►

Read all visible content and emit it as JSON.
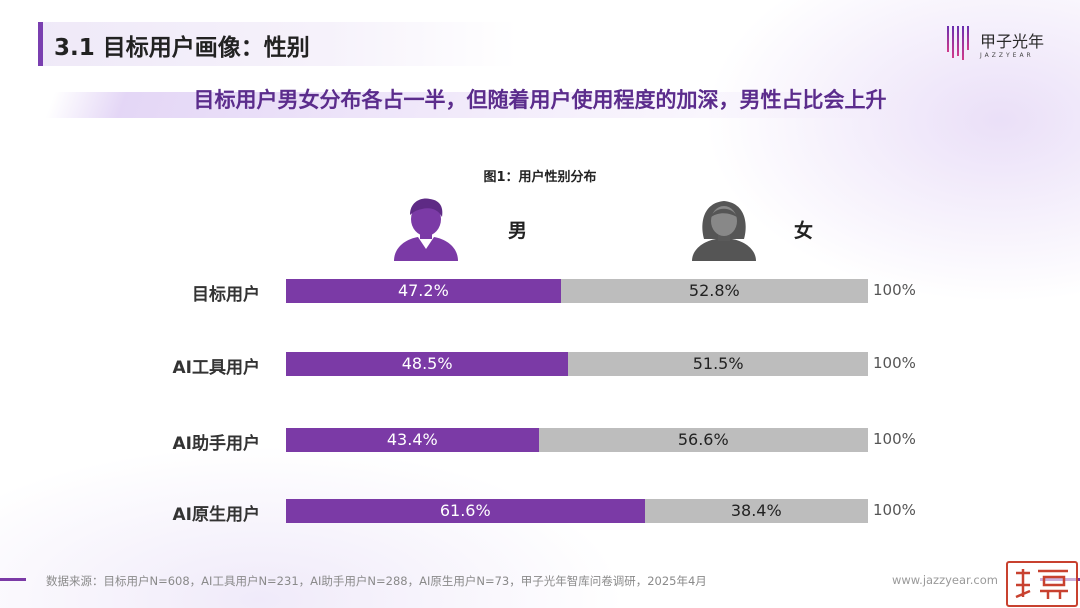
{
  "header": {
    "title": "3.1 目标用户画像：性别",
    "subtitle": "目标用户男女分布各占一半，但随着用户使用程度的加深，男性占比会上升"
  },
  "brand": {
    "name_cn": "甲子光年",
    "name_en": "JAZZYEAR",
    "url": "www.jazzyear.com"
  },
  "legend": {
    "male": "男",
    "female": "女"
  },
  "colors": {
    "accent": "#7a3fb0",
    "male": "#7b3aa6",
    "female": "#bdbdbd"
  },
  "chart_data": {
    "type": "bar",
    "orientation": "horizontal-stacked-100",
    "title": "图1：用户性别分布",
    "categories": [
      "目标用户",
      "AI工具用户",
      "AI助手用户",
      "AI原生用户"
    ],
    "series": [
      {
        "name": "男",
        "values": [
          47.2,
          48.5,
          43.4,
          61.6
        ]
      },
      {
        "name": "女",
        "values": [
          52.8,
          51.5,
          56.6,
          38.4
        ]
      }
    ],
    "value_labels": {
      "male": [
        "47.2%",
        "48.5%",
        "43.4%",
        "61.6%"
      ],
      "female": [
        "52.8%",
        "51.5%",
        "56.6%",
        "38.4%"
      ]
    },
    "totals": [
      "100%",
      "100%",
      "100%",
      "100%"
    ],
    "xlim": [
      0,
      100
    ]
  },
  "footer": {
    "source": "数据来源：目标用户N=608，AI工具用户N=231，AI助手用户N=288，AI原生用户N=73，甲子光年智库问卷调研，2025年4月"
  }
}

◄

INSTRUCTIONS TO FOLLOW: Exclude all images and restate the records above word for word.

OUTPUT FOR THIS TASK:
Read all visible content and emit it as JSON.
{
  "header": {
    "title": "3.1 目标用户画像：性别",
    "subtitle": "目标用户男女分布各占一半，但随着用户使用程度的加深，男性占比会上升"
  },
  "brand": {
    "name_cn": "甲子光年",
    "name_en": "JAZZYEAR",
    "url": "www.jazzyear.com"
  },
  "legend": {
    "male": "男",
    "female": "女"
  },
  "colors": {
    "accent": "#7a3fb0",
    "male": "#7b3aa6",
    "female": "#bdbdbd"
  },
  "chart_data": {
    "type": "bar",
    "orientation": "horizontal-stacked-100",
    "title": "图1：用户性别分布",
    "categories": [
      "目标用户",
      "AI工具用户",
      "AI助手用户",
      "AI原生用户"
    ],
    "series": [
      {
        "name": "男",
        "values": [
          47.2,
          48.5,
          43.4,
          61.6
        ]
      },
      {
        "name": "女",
        "values": [
          52.8,
          51.5,
          56.6,
          38.4
        ]
      }
    ],
    "value_labels": {
      "male": [
        "47.2%",
        "48.5%",
        "43.4%",
        "61.6%"
      ],
      "female": [
        "52.8%",
        "51.5%",
        "56.6%",
        "38.4%"
      ]
    },
    "totals": [
      "100%",
      "100%",
      "100%",
      "100%"
    ],
    "xlim": [
      0,
      100
    ]
  },
  "footer": {
    "source": "数据来源：目标用户N=608，AI工具用户N=231，AI助手用户N=288，AI原生用户N=73，甲子光年智库问卷调研，2025年4月"
  }
}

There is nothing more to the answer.